• **Aim of the exercise**
Locate the word "start" in the material, then show every line that holds it.

** Begin **

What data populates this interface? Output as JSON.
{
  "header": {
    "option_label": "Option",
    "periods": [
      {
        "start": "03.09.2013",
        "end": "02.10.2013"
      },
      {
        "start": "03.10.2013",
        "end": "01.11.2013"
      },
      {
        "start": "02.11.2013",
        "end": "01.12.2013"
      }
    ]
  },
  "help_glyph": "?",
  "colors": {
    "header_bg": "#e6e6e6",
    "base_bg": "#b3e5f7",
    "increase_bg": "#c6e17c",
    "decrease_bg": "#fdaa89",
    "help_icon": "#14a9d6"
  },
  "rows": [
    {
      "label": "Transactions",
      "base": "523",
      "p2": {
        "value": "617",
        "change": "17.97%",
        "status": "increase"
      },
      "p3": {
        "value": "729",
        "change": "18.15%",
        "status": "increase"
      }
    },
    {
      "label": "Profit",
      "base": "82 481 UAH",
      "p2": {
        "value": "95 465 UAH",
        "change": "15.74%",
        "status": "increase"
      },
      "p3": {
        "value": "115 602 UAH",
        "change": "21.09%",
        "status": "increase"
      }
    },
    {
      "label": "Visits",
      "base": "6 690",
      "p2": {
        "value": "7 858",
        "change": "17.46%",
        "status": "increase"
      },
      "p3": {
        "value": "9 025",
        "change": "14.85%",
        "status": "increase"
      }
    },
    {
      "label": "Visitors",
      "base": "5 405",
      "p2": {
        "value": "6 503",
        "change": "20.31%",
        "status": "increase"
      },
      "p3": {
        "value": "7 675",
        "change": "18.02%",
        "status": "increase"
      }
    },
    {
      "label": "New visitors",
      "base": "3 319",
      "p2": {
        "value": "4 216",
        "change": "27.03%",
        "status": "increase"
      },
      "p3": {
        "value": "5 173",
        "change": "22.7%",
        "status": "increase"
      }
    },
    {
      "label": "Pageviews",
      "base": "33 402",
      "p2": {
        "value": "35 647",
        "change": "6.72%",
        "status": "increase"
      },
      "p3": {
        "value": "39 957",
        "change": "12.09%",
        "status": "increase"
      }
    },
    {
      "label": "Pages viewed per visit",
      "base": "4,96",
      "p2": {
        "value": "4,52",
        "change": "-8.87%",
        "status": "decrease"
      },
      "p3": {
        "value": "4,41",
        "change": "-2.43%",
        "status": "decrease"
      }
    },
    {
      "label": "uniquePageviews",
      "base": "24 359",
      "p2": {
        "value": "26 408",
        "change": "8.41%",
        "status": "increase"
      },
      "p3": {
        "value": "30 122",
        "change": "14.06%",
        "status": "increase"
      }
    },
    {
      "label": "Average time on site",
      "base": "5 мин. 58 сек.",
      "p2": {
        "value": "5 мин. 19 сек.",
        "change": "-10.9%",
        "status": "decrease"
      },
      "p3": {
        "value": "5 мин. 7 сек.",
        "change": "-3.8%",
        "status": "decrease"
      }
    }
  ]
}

** End **

• **Answer**
        "start": "03.09.2013",
        "start": "03.10.2013",
        "start": "02.11.2013",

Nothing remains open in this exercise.